**What to work on**. Restate the listing that follows word for word, without its pictures.

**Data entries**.
+ + + + + + +

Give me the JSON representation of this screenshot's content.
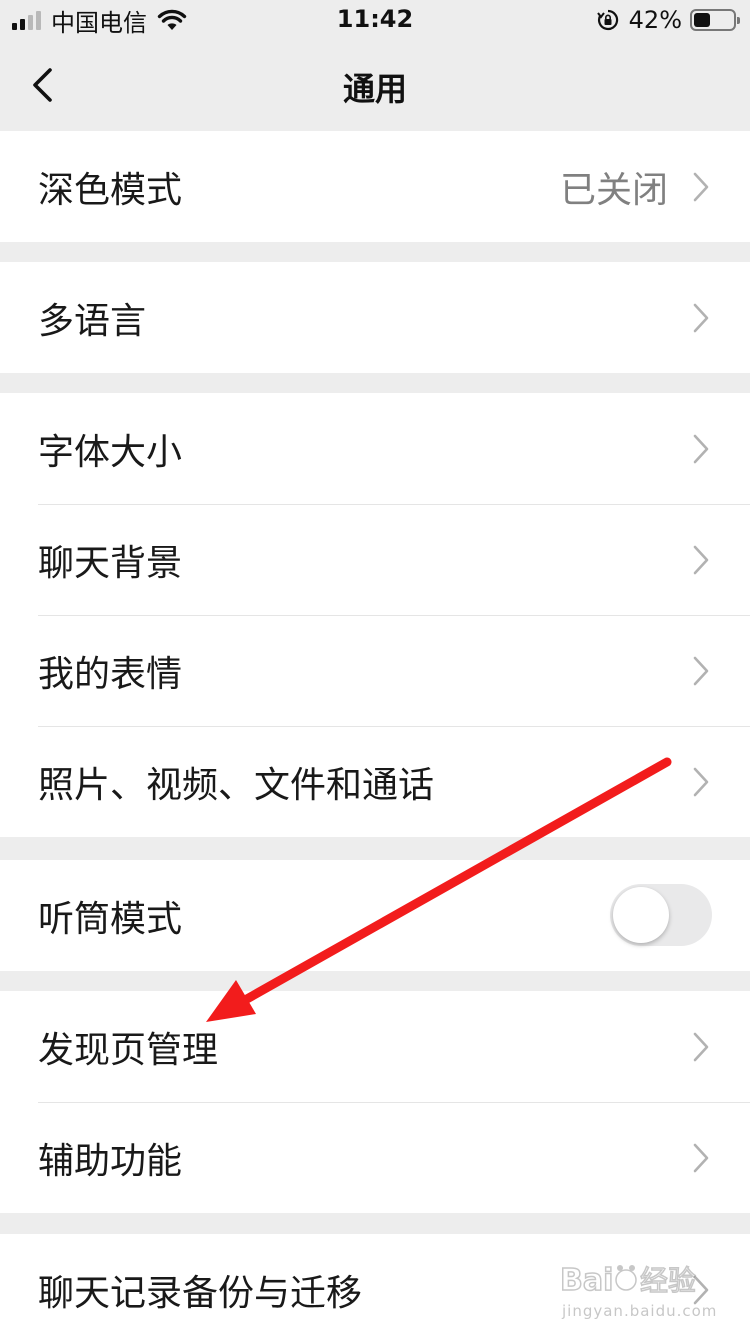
{
  "status_bar": {
    "carrier": "中国电信",
    "time": "11:42",
    "battery_percent": "42%",
    "battery_level": 0.42
  },
  "nav": {
    "title": "通用"
  },
  "groups": [
    {
      "items": [
        {
          "label": "深色模式",
          "value": "已关闭"
        }
      ]
    },
    {
      "items": [
        {
          "label": "多语言"
        }
      ]
    },
    {
      "items": [
        {
          "label": "字体大小"
        },
        {
          "label": "聊天背景"
        },
        {
          "label": "我的表情"
        },
        {
          "label": "照片、视频、文件和通话"
        }
      ]
    },
    {
      "items": [
        {
          "label": "听筒模式",
          "toggle": false
        }
      ]
    },
    {
      "items": [
        {
          "label": "发现页管理"
        },
        {
          "label": "辅助功能"
        }
      ]
    },
    {
      "items": [
        {
          "label": "聊天记录备份与迁移"
        }
      ]
    }
  ],
  "annotation": {
    "color": "#f21c1c",
    "points_to": "发现页管理"
  },
  "watermark": {
    "text": "jingyan.baidu.com"
  }
}
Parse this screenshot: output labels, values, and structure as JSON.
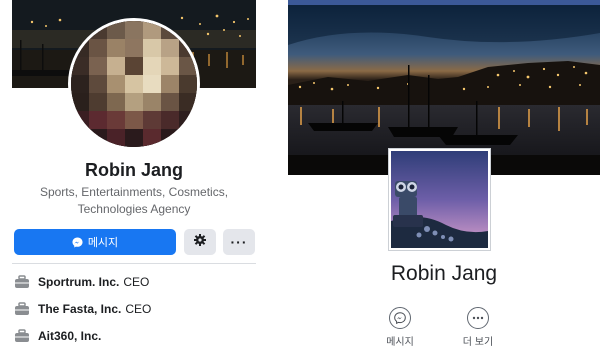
{
  "left_profile": {
    "name": "Robin Jang",
    "bio": "Sports, Entertainments, Cosmetics, Technologies Agency",
    "message_button_label": "메시지",
    "more_button_label": "···",
    "work": [
      {
        "company": "Sportrum. Inc.",
        "role": "CEO"
      },
      {
        "company": "The Fasta, Inc.",
        "role": "CEO"
      },
      {
        "company": "Ait360, Inc.",
        "role": ""
      }
    ]
  },
  "right_profile": {
    "name": "Robin Jang",
    "actions": [
      {
        "label": "메시지",
        "icon": "messenger-icon"
      },
      {
        "label": "더 보기",
        "icon": "more-icon"
      }
    ]
  },
  "colors": {
    "brand_blue": "#1877f2",
    "classic_blue": "#3b5998",
    "button_gray": "#e4e6eb"
  }
}
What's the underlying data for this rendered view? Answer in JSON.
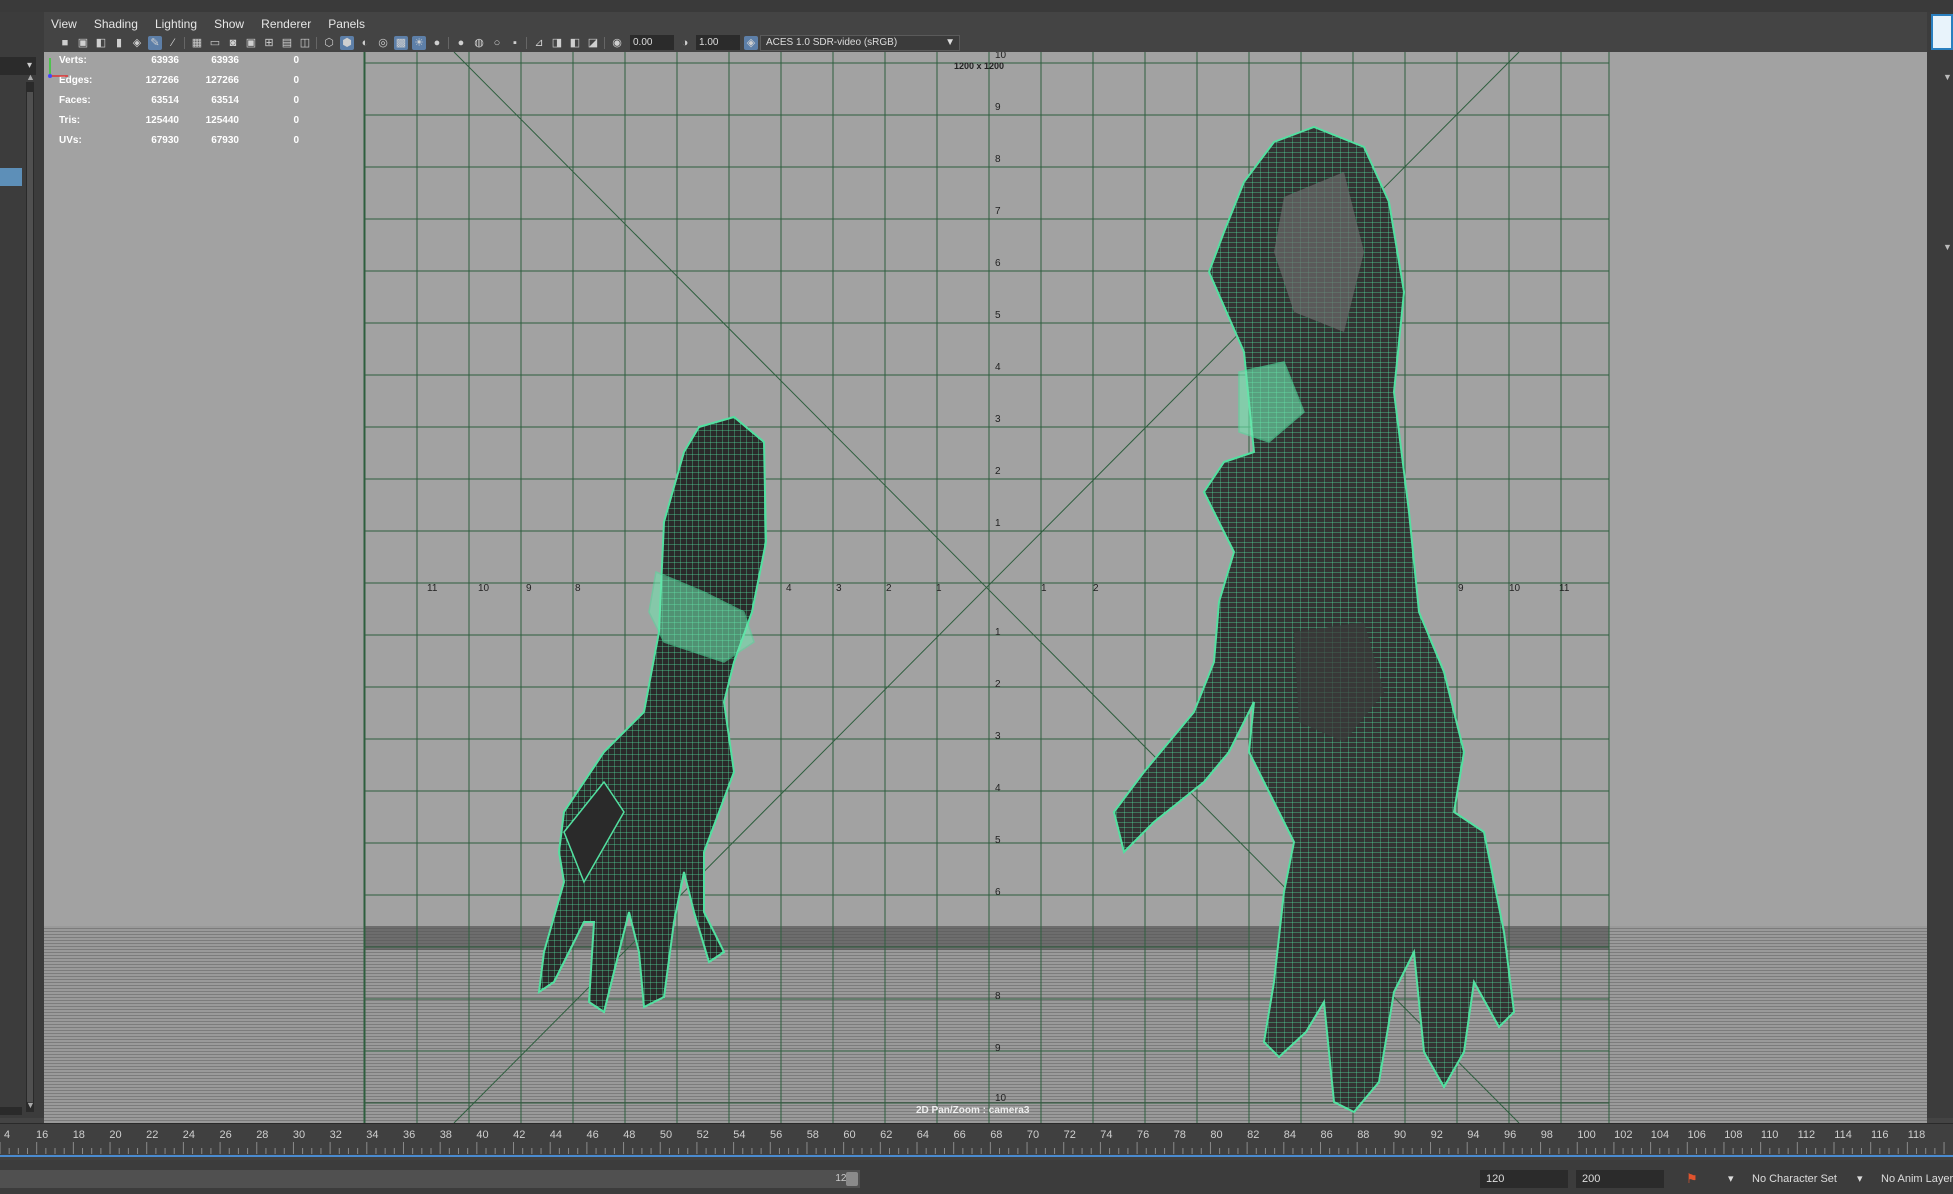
{
  "menu": [
    "View",
    "Shading",
    "Lighting",
    "Show",
    "Renderer",
    "Panels"
  ],
  "toolbar": {
    "exposure": "0.00",
    "gamma": "1.00",
    "colorspace": "ACES 1.0 SDR-video (sRGB)"
  },
  "hud": {
    "rows": [
      {
        "label": "Verts:",
        "v1": "63936",
        "v2": "63936",
        "v3": "0"
      },
      {
        "label": "Edges:",
        "v1": "127266",
        "v2": "127266",
        "v3": "0"
      },
      {
        "label": "Faces:",
        "v1": "63514",
        "v2": "63514",
        "v3": "0"
      },
      {
        "label": "Tris:",
        "v1": "125440",
        "v2": "125440",
        "v3": "0"
      },
      {
        "label": "UVs:",
        "v1": "67930",
        "v2": "67930",
        "v3": "0"
      }
    ],
    "resolution_gate": "1200 x 1200",
    "camera_label": "2D Pan/Zoom : camera3"
  },
  "grid": {
    "x_labels_left": [
      "11",
      "10",
      "9",
      "8"
    ],
    "x_labels_mid_left": [
      "4",
      "3",
      "2",
      "1"
    ],
    "x_labels_mid_right": [
      "1",
      "2"
    ],
    "x_labels_right": [
      "9",
      "10",
      "11"
    ],
    "y_labels_top": [
      "10",
      "9",
      "8",
      "7",
      "6",
      "5",
      "4",
      "3",
      "2",
      "1"
    ],
    "y_labels_bottom": [
      "1",
      "2",
      "3",
      "4",
      "5",
      "6",
      "8",
      "9",
      "10"
    ]
  },
  "timeline": {
    "frames": [
      "4",
      "16",
      "18",
      "20",
      "22",
      "24",
      "26",
      "28",
      "30",
      "32",
      "34",
      "36",
      "38",
      "40",
      "42",
      "44",
      "46",
      "48",
      "50",
      "52",
      "54",
      "56",
      "58",
      "60",
      "62",
      "64",
      "66",
      "68",
      "70",
      "72",
      "74",
      "76",
      "78",
      "80",
      "82",
      "84",
      "86",
      "88",
      "90",
      "92",
      "94",
      "96",
      "98",
      "100",
      "102",
      "104",
      "106",
      "108",
      "110",
      "112",
      "114",
      "116",
      "118"
    ]
  },
  "range": {
    "slider_end": "120",
    "playback_end": "120",
    "anim_end": "200",
    "character_set": "No Character Set",
    "anim_layer": "No Anim Layer"
  },
  "colors": {
    "wire": "#52e0a0",
    "grid": "#2e5e3e",
    "viewport_bg": "#a2a2a2",
    "accent": "#5d8fb8"
  }
}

+ + + + + + +

**Solution to this task**.
Give me the JSON representation of this screenshot's content.
{
  "status_bar": {
    "carrier": "中国电信",
    "time": "11:42",
    "battery_percent": "42%",
    "battery_level": 0.42
  },
  "nav": {
    "title": "通用"
  },
  "groups": [
    {
      "items": [
        {
          "label": "深色模式",
          "value": "已关闭"
        }
      ]
    },
    {
      "items": [
        {
          "label": "多语言"
        }
      ]
    },
    {
      "items": [
        {
          "label": "字体大小"
        },
        {
          "label": "聊天背景"
        },
        {
          "label": "我的表情"
        },
        {
          "label": "照片、视频、文件和通话"
        }
      ]
    },
    {
      "items": [
        {
          "label": "听筒模式",
          "toggle": false
        }
      ]
    },
    {
      "items": [
        {
          "label": "发现页管理"
        },
        {
          "label": "辅助功能"
        }
      ]
    },
    {
      "items": [
        {
          "label": "聊天记录备份与迁移"
        }
      ]
    }
  ],
  "annotation": {
    "color": "#f21c1c",
    "points_to": "发现页管理"
  },
  "watermark": {
    "text": "jingyan.baidu.com"
  }
}
Parse this screenshot: output labels, values, and structure as JSON.
{
  "left_profile": {
    "name": "Robin Jang",
    "bio": "Sports, Entertainments, Cosmetics, Technologies Agency",
    "message_button_label": "메시지",
    "more_button_label": "···",
    "work": [
      {
        "company": "Sportrum. Inc.",
        "role": "CEO"
      },
      {
        "company": "The Fasta, Inc.",
        "role": "CEO"
      },
      {
        "company": "Ait360, Inc.",
        "role": ""
      }
    ]
  },
  "right_profile": {
    "name": "Robin Jang",
    "actions": [
      {
        "label": "메시지",
        "icon": "messenger-icon"
      },
      {
        "label": "더 보기",
        "icon": "more-icon"
      }
    ]
  },
  "colors": {
    "brand_blue": "#1877f2",
    "classic_blue": "#3b5998",
    "button_gray": "#e4e6eb"
  }
}
What's the underlying data for this rendered view? Answer in JSON.
{
  "menu": [
    "View",
    "Shading",
    "Lighting",
    "Show",
    "Renderer",
    "Panels"
  ],
  "toolbar": {
    "exposure": "0.00",
    "gamma": "1.00",
    "colorspace": "ACES 1.0 SDR-video (sRGB)"
  },
  "hud": {
    "rows": [
      {
        "label": "Verts:",
        "v1": "63936",
        "v2": "63936",
        "v3": "0"
      },
      {
        "label": "Edges:",
        "v1": "127266",
        "v2": "127266",
        "v3": "0"
      },
      {
        "label": "Faces:",
        "v1": "63514",
        "v2": "63514",
        "v3": "0"
      },
      {
        "label": "Tris:",
        "v1": "125440",
        "v2": "125440",
        "v3": "0"
      },
      {
        "label": "UVs:",
        "v1": "67930",
        "v2": "67930",
        "v3": "0"
      }
    ],
    "resolution_gate": "1200 x 1200",
    "camera_label": "2D Pan/Zoom : camera3"
  },
  "grid": {
    "x_labels_left": [
      "11",
      "10",
      "9",
      "8"
    ],
    "x_labels_mid_left": [
      "4",
      "3",
      "2",
      "1"
    ],
    "x_labels_mid_right": [
      "1",
      "2"
    ],
    "x_labels_right": [
      "9",
      "10",
      "11"
    ],
    "y_labels_top": [
      "10",
      "9",
      "8",
      "7",
      "6",
      "5",
      "4",
      "3",
      "2",
      "1"
    ],
    "y_labels_bottom": [
      "1",
      "2",
      "3",
      "4",
      "5",
      "6",
      "8",
      "9",
      "10"
    ]
  },
  "timeline": {
    "frames": [
      "4",
      "16",
      "18",
      "20",
      "22",
      "24",
      "26",
      "28",
      "30",
      "32",
      "34",
      "36",
      "38",
      "40",
      "42",
      "44",
      "46",
      "48",
      "50",
      "52",
      "54",
      "56",
      "58",
      "60",
      "62",
      "64",
      "66",
      "68",
      "70",
      "72",
      "74",
      "76",
      "78",
      "80",
      "82",
      "84",
      "86",
      "88",
      "90",
      "92",
      "94",
      "96",
      "98",
      "100",
      "102",
      "104",
      "106",
      "108",
      "110",
      "112",
      "114",
      "116",
      "118"
    ]
  },
  "range": {
    "slider_end": "120",
    "playback_end": "120",
    "anim_end": "200",
    "character_set": "No Character Set",
    "anim_layer": "No Anim Layer"
  },
  "colors": {
    "wire": "#52e0a0",
    "grid": "#2e5e3e",
    "viewport_bg": "#a2a2a2",
    "accent": "#5d8fb8"
  }
}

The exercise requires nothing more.